▸ **Directions for this task**:
Please copy the listing below word for word.

(Layout annotation listing)

*-*-*

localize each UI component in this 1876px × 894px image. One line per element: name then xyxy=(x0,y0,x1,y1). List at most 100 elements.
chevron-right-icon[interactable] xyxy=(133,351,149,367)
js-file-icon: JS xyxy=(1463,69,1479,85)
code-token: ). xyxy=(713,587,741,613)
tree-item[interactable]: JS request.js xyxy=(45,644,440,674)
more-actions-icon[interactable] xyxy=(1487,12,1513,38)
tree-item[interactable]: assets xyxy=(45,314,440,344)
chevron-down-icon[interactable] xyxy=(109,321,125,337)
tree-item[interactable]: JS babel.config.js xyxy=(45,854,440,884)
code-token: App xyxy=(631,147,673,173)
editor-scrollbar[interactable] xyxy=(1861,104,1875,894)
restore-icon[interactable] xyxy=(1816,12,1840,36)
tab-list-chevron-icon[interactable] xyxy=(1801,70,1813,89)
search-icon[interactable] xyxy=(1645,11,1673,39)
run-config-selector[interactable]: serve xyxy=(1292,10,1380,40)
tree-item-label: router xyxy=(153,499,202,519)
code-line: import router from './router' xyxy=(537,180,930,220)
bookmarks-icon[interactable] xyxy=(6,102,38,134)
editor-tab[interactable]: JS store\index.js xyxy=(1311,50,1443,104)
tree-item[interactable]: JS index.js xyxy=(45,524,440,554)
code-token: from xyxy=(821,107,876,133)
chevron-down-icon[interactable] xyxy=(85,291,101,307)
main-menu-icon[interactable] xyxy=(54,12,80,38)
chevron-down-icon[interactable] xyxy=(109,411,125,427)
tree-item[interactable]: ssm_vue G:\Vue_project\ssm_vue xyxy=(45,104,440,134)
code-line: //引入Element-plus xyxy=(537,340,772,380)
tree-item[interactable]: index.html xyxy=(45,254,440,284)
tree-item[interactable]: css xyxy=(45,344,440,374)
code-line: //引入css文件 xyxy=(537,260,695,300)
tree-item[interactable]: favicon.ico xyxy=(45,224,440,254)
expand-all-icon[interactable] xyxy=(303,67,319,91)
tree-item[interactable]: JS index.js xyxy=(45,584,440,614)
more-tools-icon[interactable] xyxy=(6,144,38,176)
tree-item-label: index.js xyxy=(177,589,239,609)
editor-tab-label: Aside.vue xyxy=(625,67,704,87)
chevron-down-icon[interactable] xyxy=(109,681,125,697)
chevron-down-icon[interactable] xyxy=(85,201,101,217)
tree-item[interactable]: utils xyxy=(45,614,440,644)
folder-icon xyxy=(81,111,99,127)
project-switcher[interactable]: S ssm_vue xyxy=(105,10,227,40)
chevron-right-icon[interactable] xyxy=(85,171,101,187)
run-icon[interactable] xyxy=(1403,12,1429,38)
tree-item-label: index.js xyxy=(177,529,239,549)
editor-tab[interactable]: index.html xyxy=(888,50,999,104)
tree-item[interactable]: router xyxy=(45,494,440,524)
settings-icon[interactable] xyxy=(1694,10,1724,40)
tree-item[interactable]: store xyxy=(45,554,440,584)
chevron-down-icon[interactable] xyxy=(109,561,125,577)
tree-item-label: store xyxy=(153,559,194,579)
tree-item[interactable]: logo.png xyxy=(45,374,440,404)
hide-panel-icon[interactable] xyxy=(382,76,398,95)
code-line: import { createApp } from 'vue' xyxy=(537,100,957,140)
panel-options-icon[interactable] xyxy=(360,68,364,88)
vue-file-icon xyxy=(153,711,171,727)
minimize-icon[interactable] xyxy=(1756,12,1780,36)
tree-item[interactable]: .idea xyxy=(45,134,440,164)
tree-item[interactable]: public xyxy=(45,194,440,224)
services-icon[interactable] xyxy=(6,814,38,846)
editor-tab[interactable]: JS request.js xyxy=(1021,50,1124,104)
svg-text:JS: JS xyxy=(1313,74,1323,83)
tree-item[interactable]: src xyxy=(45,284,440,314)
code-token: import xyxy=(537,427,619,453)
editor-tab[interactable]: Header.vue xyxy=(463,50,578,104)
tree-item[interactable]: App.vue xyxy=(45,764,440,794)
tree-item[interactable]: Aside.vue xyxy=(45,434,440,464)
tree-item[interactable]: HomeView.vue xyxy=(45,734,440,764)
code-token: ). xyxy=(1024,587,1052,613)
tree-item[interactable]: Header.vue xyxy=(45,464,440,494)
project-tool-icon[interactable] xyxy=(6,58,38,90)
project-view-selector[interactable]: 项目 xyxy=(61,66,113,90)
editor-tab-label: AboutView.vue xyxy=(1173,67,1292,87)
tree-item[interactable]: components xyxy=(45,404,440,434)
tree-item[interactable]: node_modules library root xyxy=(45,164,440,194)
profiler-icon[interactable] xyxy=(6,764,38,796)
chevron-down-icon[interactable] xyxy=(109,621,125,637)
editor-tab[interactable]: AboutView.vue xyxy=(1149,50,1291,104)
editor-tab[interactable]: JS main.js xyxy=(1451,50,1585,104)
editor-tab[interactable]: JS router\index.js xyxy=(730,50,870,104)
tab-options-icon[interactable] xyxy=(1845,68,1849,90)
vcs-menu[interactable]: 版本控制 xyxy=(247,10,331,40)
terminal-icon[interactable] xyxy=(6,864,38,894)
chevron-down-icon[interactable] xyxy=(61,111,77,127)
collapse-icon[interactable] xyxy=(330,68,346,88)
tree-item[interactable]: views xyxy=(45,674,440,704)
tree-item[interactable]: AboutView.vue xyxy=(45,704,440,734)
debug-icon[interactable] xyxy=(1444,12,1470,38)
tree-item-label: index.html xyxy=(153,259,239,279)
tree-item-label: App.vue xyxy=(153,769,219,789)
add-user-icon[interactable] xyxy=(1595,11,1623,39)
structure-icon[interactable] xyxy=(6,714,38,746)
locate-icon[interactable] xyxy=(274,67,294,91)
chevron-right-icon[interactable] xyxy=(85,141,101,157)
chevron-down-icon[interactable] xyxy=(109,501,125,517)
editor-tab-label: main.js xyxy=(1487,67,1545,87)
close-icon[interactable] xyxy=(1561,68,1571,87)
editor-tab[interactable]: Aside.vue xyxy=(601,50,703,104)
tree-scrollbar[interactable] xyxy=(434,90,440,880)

*-*-*

▸ **Output of the exercise**:
localize each UI component in this 1876px × 894px image. One line per element: name then xyxy=(x0,y0,x1,y1). List at most 100 elements.
chevron-right-icon[interactable] xyxy=(133,351,149,367)
js-file-icon: JS xyxy=(1463,69,1479,85)
code-token: ). xyxy=(713,587,741,613)
tree-item[interactable]: JS request.js xyxy=(45,644,440,674)
more-actions-icon[interactable] xyxy=(1487,12,1513,38)
tree-item[interactable]: assets xyxy=(45,314,440,344)
chevron-down-icon[interactable] xyxy=(109,321,125,337)
tree-item[interactable]: JS babel.config.js xyxy=(45,854,440,884)
code-token: App xyxy=(631,147,673,173)
editor-scrollbar[interactable] xyxy=(1861,104,1875,894)
restore-icon[interactable] xyxy=(1816,12,1840,36)
tab-list-chevron-icon[interactable] xyxy=(1801,70,1813,89)
search-icon[interactable] xyxy=(1645,11,1673,39)
run-config-selector[interactable]: serve xyxy=(1292,10,1380,40)
tree-item-label: router xyxy=(153,499,202,519)
code-line: import router from './router' xyxy=(537,180,930,220)
bookmarks-icon[interactable] xyxy=(6,102,38,134)
editor-tab[interactable]: JS store\index.js xyxy=(1311,50,1443,104)
tree-item[interactable]: JS index.js xyxy=(45,524,440,554)
code-token: from xyxy=(821,107,876,133)
chevron-down-icon[interactable] xyxy=(85,291,101,307)
main-menu-icon[interactable] xyxy=(54,12,80,38)
chevron-down-icon[interactable] xyxy=(109,411,125,427)
tree-item[interactable]: ssm_vue G:\Vue_project\ssm_vue xyxy=(45,104,440,134)
code-line: //引入Element-plus xyxy=(537,340,772,380)
tree-item[interactable]: index.html xyxy=(45,254,440,284)
tree-item[interactable]: css xyxy=(45,344,440,374)
code-line: //引入css文件 xyxy=(537,260,695,300)
tree-item[interactable]: favicon.ico xyxy=(45,224,440,254)
expand-all-icon[interactable] xyxy=(303,67,319,91)
tree-item[interactable]: JS index.js xyxy=(45,584,440,614)
more-tools-icon[interactable] xyxy=(6,144,38,176)
tree-item-label: index.js xyxy=(177,589,239,609)
editor-tab-label: Aside.vue xyxy=(625,67,704,87)
chevron-down-icon[interactable] xyxy=(109,681,125,697)
chevron-down-icon[interactable] xyxy=(85,201,101,217)
tree-item[interactable]: utils xyxy=(45,614,440,644)
folder-icon xyxy=(81,111,99,127)
project-switcher[interactable]: S ssm_vue xyxy=(105,10,227,40)
chevron-right-icon[interactable] xyxy=(85,171,101,187)
run-icon[interactable] xyxy=(1403,12,1429,38)
tree-item-label: index.js xyxy=(177,529,239,549)
editor-tab[interactable]: index.html xyxy=(888,50,999,104)
tree-item[interactable]: router xyxy=(45,494,440,524)
settings-icon[interactable] xyxy=(1694,10,1724,40)
tree-item[interactable]: store xyxy=(45,554,440,584)
chevron-down-icon[interactable] xyxy=(109,561,125,577)
tree-item-label: store xyxy=(153,559,194,579)
tree-item[interactable]: logo.png xyxy=(45,374,440,404)
hide-panel-icon[interactable] xyxy=(382,76,398,95)
code-line: import { createApp } from 'vue' xyxy=(537,100,957,140)
panel-options-icon[interactable] xyxy=(360,68,364,88)
vue-file-icon xyxy=(153,711,171,727)
minimize-icon[interactable] xyxy=(1756,12,1780,36)
tree-item[interactable]: .idea xyxy=(45,134,440,164)
tree-item[interactable]: public xyxy=(45,194,440,224)
services-icon[interactable] xyxy=(6,814,38,846)
editor-tab[interactable]: JS request.js xyxy=(1021,50,1124,104)
svg-text:JS: JS xyxy=(1313,74,1323,83)
tree-item[interactable]: src xyxy=(45,284,440,314)
code-token: import xyxy=(537,427,619,453)
editor-tab[interactable]: Header.vue xyxy=(463,50,578,104)
tree-item[interactable]: App.vue xyxy=(45,764,440,794)
tree-item[interactable]: Aside.vue xyxy=(45,434,440,464)
tree-item[interactable]: HomeView.vue xyxy=(45,734,440,764)
code-token: ). xyxy=(1024,587,1052,613)
tree-item[interactable]: Header.vue xyxy=(45,464,440,494)
project-tool-icon[interactable] xyxy=(6,58,38,90)
project-view-selector[interactable]: 项目 xyxy=(61,66,113,90)
editor-tab-label: AboutView.vue xyxy=(1173,67,1292,87)
tree-item[interactable]: components xyxy=(45,404,440,434)
tree-item[interactable]: node_modules library root xyxy=(45,164,440,194)
profiler-icon[interactable] xyxy=(6,764,38,796)
chevron-down-icon[interactable] xyxy=(109,621,125,637)
editor-tab[interactable]: AboutView.vue xyxy=(1149,50,1291,104)
editor-tab[interactable]: JS main.js xyxy=(1451,50,1585,104)
editor-tab[interactable]: JS router\index.js xyxy=(730,50,870,104)
tab-options-icon[interactable] xyxy=(1845,68,1849,90)
vcs-menu[interactable]: 版本控制 xyxy=(247,10,331,40)
terminal-icon[interactable] xyxy=(6,864,38,894)
chevron-down-icon[interactable] xyxy=(61,111,77,127)
collapse-icon[interactable] xyxy=(330,68,346,88)
tree-item[interactable]: views xyxy=(45,674,440,704)
tree-item[interactable]: AboutView.vue xyxy=(45,704,440,734)
debug-icon[interactable] xyxy=(1444,12,1470,38)
tree-item-label: index.html xyxy=(153,259,239,279)
tree-item-label: App.vue xyxy=(153,769,219,789)
add-user-icon[interactable] xyxy=(1595,11,1623,39)
structure-icon[interactable] xyxy=(6,714,38,746)
locate-icon[interactable] xyxy=(274,67,294,91)
chevron-right-icon[interactable] xyxy=(85,141,101,157)
chevron-down-icon[interactable] xyxy=(109,501,125,517)
editor-tab-label: main.js xyxy=(1487,67,1545,87)
close-icon[interactable] xyxy=(1561,68,1571,87)
editor-tab[interactable]: Aside.vue xyxy=(601,50,703,104)
tree-scrollbar[interactable] xyxy=(434,90,440,880)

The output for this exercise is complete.